▶ Given task
Identify the lines that contain the string "出席代表" and copy all of them.
=== Exercise input ===
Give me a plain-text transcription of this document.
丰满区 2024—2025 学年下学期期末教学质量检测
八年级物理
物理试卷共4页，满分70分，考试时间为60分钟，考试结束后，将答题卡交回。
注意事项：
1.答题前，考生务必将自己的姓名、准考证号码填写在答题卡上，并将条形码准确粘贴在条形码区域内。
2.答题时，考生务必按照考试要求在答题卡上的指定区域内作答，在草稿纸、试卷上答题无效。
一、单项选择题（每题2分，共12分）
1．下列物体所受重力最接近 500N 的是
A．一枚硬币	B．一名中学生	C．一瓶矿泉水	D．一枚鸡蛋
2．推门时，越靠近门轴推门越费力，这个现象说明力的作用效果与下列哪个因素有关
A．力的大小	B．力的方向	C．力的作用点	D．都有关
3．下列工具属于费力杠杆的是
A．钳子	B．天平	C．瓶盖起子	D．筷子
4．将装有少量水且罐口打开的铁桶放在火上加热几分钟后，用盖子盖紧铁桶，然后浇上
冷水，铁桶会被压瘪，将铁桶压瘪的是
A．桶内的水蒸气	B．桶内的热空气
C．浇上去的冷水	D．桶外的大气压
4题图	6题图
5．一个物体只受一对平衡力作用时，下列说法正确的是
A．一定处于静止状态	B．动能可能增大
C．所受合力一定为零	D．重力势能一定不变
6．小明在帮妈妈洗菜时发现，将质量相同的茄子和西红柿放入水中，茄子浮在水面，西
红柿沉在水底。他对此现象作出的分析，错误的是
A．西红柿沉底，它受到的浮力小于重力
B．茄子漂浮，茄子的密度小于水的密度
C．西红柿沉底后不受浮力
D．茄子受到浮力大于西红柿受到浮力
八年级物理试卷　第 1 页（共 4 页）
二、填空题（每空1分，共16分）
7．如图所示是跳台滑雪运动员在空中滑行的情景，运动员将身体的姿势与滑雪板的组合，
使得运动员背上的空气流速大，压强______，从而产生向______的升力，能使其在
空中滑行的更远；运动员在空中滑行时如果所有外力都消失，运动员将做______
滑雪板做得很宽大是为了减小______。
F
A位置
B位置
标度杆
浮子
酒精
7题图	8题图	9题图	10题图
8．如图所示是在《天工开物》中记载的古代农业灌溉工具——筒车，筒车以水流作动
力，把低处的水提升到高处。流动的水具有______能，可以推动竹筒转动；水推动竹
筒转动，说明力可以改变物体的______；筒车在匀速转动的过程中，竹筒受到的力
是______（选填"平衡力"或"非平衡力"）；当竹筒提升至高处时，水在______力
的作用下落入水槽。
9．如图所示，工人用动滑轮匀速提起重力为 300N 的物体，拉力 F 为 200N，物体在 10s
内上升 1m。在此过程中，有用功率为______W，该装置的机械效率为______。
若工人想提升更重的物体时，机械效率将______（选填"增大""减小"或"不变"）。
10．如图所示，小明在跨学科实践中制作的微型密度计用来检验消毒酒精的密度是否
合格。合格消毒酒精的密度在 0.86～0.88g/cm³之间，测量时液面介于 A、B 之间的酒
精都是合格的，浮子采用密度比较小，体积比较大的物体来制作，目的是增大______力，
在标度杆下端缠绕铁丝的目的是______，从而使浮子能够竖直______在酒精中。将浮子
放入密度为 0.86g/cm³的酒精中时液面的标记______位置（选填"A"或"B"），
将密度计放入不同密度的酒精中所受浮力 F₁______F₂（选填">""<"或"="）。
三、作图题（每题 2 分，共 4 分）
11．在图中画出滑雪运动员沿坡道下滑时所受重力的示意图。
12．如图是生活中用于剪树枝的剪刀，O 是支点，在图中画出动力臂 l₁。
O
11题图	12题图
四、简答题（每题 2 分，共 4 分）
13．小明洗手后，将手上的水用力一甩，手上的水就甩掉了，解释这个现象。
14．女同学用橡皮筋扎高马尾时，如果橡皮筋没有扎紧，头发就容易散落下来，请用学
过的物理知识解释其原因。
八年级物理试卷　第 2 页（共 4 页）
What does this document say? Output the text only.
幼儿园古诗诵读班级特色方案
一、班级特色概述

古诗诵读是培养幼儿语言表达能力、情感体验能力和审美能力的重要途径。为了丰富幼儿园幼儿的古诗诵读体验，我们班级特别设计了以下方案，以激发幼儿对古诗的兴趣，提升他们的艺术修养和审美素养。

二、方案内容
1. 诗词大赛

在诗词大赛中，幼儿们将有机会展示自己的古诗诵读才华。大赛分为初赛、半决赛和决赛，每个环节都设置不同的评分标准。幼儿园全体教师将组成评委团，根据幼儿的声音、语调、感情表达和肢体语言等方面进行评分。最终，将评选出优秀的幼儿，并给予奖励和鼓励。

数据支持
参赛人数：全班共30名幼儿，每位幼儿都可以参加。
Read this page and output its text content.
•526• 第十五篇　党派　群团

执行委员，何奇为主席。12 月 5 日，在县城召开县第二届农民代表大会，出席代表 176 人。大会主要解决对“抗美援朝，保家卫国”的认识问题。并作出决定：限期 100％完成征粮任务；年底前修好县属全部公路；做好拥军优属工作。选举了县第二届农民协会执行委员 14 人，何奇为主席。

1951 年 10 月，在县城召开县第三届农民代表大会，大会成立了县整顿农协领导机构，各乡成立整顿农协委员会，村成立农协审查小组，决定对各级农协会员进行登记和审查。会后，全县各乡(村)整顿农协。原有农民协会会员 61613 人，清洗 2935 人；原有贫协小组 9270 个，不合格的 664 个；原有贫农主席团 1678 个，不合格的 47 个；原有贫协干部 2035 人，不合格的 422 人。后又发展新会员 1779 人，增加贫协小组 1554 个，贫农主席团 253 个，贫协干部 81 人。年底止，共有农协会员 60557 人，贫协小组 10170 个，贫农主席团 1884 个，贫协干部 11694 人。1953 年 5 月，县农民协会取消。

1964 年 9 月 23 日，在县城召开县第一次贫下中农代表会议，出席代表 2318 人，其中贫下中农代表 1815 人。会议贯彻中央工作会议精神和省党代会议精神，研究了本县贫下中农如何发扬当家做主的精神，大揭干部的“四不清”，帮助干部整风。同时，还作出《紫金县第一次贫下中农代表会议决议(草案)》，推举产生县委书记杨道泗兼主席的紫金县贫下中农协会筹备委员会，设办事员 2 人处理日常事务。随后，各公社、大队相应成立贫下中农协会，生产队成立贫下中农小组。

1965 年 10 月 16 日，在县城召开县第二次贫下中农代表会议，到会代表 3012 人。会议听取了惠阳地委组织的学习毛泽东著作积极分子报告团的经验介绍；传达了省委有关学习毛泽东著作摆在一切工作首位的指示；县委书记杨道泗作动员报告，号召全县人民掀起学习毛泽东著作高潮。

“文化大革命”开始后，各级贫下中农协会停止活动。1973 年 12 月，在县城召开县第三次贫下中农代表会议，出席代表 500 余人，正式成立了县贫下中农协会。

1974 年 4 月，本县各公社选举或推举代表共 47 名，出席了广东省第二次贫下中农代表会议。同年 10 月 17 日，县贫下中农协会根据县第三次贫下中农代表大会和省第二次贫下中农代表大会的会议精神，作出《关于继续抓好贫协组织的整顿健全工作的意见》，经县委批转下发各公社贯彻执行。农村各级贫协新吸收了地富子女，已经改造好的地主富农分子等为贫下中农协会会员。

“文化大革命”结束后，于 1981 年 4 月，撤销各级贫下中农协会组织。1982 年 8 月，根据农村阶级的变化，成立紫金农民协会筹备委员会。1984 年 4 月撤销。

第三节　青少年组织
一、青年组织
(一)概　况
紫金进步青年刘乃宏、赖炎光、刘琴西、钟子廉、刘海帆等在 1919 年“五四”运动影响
===
▶ Task answer
执行委员，何奇为主席。12 月 5 日，在县城召开县第二届农民代表大会，出席代表 176 人。大会主要解决对“抗美援朝，保家卫国”的认识问题。并作出决定：限期 100％完成征粮任务；年底前修好县属全部公路；做好拥军优属工作。选举了县第二届农民协会执行委员 14 人，何奇为主席。
1964 年 9 月 23 日，在县城召开县第一次贫下中农代表会议，出席代表 2318 人，其中贫下中农代表 1815 人。会议贯彻中央工作会议精神和省党代会议精神，研究了本县贫下中农如何发扬当家做主的精神，大揭干部的“四不清”，帮助干部整风。同时，还作出《紫金县第一次贫下中农代表会议决议(草案)》，推举产生县委书记杨道泗兼主席的紫金县贫下中农协会筹备委员会，设办事员 2 人处理日常事务。随后，各公社、大队相应成立贫下中农协会，生产队成立贫下中农小组。
“文化大革命”开始后，各级贫下中农协会停止活动。1973 年 12 月，在县城召开县第三次贫下中农代表会议，出席代表 500 余人，正式成立了县贫下中农协会。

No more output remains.